_Data lines_
— Begin —

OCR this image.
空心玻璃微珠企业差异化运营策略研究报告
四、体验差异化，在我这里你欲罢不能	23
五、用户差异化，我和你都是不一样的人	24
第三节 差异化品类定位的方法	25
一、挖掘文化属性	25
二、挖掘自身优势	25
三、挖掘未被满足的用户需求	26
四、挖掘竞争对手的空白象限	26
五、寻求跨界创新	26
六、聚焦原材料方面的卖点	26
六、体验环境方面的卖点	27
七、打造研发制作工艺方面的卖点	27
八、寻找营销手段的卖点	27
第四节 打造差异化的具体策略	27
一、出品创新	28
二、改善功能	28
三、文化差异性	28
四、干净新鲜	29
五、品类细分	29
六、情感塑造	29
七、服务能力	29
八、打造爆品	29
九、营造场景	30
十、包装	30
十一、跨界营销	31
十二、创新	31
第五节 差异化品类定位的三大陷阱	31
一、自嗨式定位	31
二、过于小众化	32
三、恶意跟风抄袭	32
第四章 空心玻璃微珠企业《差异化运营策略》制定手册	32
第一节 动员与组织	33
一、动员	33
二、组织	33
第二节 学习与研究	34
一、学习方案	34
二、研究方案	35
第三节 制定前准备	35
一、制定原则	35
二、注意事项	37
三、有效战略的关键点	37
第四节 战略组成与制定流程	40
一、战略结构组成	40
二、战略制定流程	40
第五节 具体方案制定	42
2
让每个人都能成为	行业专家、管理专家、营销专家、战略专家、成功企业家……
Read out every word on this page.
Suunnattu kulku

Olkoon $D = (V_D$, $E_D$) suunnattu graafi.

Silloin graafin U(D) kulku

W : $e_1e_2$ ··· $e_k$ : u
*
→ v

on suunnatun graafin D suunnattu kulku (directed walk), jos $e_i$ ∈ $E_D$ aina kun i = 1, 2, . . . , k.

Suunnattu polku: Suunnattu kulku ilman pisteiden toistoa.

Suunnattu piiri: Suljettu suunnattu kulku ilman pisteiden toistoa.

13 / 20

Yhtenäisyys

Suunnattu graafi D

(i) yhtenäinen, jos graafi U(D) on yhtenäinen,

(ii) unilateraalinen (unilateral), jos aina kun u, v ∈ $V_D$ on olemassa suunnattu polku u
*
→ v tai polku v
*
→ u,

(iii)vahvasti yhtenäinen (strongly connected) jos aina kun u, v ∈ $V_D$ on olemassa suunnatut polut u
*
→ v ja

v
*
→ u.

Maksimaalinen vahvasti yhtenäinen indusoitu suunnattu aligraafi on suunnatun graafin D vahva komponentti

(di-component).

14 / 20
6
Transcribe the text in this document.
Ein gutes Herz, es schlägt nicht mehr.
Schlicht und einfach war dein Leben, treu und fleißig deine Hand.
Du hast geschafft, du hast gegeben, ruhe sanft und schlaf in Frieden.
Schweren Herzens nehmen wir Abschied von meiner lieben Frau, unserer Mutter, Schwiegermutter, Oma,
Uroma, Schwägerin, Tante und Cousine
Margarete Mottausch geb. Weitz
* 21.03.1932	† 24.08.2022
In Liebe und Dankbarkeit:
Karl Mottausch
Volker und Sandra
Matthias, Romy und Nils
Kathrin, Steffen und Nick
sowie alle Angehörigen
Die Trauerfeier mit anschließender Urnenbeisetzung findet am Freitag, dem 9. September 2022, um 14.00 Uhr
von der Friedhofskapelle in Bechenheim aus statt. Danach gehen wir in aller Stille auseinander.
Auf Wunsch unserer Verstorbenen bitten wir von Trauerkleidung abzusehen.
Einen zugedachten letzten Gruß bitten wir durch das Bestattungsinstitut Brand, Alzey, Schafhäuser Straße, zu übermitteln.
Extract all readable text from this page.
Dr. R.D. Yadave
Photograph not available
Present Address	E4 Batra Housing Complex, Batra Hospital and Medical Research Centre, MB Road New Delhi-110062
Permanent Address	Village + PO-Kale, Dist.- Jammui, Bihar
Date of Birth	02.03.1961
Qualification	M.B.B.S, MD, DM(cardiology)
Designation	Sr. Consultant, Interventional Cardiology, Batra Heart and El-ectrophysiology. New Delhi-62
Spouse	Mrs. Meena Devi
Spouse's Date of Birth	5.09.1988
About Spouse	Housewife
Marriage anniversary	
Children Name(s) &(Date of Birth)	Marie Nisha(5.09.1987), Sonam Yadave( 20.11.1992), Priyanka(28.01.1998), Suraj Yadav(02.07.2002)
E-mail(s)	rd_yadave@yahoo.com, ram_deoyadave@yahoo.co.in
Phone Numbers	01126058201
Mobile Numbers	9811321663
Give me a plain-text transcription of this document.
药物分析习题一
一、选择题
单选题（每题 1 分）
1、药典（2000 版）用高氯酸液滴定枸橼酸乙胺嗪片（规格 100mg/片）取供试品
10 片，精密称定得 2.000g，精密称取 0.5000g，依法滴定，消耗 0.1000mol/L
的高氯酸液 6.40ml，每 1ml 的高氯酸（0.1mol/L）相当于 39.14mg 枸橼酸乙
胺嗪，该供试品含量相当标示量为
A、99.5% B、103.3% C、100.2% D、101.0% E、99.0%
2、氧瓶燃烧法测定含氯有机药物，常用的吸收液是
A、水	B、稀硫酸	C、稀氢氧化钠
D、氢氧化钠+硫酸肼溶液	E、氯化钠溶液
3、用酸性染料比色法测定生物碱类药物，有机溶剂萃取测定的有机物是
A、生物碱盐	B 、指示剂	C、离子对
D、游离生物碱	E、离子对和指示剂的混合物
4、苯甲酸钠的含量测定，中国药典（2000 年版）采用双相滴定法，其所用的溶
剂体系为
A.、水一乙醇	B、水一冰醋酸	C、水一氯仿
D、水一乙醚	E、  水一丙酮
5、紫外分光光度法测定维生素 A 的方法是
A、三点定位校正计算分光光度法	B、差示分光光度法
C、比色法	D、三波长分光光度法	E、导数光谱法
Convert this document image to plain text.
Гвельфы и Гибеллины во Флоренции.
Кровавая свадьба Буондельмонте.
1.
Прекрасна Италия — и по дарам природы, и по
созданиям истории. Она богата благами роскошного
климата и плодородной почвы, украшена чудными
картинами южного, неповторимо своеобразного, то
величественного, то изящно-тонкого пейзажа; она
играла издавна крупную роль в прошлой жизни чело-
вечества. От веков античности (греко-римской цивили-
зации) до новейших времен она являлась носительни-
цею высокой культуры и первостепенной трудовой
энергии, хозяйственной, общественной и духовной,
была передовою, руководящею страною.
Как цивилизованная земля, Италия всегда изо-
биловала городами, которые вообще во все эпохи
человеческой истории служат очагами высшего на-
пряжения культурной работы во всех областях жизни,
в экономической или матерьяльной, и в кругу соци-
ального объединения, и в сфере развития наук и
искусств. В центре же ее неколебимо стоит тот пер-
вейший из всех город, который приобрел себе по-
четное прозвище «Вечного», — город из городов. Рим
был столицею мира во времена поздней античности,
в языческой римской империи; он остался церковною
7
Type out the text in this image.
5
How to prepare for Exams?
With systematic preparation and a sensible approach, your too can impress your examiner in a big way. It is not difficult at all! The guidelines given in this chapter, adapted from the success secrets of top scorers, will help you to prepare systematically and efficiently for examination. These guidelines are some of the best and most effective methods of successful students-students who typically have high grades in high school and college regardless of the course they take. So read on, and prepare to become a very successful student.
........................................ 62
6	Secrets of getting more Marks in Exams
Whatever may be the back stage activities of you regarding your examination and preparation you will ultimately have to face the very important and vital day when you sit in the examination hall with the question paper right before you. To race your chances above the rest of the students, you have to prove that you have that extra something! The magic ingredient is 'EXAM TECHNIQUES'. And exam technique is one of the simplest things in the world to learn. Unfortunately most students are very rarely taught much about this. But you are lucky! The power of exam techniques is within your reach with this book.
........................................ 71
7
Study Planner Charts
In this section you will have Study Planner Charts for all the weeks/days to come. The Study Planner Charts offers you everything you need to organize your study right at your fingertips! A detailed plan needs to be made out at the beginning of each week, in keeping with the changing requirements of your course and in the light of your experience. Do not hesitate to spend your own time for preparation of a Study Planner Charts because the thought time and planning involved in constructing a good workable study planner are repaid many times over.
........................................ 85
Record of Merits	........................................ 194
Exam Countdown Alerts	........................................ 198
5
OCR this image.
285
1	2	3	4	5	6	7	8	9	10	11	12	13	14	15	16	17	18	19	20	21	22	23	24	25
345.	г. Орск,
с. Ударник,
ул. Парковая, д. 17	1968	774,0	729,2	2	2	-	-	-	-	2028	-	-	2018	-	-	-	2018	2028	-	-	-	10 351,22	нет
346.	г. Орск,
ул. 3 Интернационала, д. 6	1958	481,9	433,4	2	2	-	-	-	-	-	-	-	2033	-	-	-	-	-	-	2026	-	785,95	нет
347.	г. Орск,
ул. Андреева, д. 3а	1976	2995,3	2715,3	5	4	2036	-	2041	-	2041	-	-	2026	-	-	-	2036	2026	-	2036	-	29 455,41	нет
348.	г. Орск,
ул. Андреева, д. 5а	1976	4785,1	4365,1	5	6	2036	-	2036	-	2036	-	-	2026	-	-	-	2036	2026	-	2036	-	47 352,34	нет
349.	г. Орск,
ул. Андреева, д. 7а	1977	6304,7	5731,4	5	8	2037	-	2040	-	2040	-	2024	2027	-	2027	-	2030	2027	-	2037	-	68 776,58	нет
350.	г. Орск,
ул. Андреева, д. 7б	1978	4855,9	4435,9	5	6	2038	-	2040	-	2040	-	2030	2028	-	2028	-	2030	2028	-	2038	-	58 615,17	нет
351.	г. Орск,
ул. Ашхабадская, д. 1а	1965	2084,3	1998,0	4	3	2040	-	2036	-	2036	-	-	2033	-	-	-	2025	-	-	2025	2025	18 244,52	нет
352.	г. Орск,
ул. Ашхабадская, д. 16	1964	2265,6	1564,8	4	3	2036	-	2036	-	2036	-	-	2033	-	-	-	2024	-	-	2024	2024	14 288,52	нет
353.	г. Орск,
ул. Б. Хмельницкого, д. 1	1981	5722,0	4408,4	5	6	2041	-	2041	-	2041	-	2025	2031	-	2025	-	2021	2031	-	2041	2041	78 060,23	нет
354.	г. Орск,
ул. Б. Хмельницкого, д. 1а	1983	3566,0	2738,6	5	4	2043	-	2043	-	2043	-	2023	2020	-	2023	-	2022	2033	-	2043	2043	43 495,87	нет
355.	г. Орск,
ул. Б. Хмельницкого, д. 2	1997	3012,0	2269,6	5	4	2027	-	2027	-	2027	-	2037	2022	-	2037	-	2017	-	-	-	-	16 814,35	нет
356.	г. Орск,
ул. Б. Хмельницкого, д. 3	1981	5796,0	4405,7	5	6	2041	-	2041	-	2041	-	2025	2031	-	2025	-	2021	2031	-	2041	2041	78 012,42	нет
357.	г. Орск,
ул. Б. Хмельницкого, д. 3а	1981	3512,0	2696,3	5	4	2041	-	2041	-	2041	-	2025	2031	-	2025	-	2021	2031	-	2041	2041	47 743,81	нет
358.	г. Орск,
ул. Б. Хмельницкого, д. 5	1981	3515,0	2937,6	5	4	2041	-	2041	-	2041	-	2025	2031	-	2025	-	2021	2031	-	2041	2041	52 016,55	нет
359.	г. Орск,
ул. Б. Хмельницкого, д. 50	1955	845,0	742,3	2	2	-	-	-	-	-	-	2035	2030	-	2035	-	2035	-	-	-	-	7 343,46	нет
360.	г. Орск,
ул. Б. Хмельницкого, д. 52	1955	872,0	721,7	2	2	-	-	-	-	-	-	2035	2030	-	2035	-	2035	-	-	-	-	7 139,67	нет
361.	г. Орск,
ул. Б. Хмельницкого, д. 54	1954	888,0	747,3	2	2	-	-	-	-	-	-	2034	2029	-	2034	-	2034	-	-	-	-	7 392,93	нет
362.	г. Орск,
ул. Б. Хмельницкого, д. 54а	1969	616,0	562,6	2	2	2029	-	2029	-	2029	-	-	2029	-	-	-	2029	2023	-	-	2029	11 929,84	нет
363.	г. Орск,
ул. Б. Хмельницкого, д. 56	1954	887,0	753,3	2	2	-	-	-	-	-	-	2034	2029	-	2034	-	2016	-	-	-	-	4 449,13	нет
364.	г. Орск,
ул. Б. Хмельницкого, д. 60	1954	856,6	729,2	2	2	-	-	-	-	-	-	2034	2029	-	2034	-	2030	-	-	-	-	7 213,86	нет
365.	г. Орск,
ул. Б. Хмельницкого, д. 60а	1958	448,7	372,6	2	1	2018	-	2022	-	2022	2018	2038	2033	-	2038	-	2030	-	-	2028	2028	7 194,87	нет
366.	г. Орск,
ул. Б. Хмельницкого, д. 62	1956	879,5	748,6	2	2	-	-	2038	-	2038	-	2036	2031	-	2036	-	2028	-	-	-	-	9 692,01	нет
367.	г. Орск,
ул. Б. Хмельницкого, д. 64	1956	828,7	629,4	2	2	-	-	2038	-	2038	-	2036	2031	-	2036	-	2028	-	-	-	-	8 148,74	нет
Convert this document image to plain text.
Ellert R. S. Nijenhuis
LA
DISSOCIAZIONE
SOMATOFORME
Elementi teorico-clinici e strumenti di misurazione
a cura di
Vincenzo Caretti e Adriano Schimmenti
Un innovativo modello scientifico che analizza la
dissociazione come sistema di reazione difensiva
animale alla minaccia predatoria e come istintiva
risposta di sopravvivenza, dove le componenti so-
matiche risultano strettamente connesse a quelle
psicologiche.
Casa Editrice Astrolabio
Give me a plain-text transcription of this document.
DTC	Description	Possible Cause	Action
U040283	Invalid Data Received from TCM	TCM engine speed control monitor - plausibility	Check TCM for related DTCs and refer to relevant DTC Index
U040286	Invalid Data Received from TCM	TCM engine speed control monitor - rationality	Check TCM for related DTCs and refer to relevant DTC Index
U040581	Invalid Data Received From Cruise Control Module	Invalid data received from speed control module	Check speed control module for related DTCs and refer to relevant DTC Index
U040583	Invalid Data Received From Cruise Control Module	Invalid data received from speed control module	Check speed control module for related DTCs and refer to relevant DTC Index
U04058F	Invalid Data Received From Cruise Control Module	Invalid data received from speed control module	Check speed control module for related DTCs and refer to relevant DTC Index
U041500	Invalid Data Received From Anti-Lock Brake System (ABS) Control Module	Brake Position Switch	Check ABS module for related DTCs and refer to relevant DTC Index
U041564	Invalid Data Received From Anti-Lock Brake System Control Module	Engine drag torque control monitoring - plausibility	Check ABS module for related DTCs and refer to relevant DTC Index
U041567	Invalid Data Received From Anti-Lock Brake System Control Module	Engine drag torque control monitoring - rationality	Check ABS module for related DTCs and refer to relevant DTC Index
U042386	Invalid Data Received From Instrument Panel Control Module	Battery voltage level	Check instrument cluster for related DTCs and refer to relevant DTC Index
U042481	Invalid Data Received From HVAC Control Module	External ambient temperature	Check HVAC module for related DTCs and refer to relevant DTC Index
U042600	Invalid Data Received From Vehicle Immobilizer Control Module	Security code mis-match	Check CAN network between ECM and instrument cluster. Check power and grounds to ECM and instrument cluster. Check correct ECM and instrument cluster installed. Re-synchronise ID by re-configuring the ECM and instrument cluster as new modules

— End —

_Exercise aim_
How many lines of the listing above include the word "course"? Reply with the number alone.

_Worked solution_
2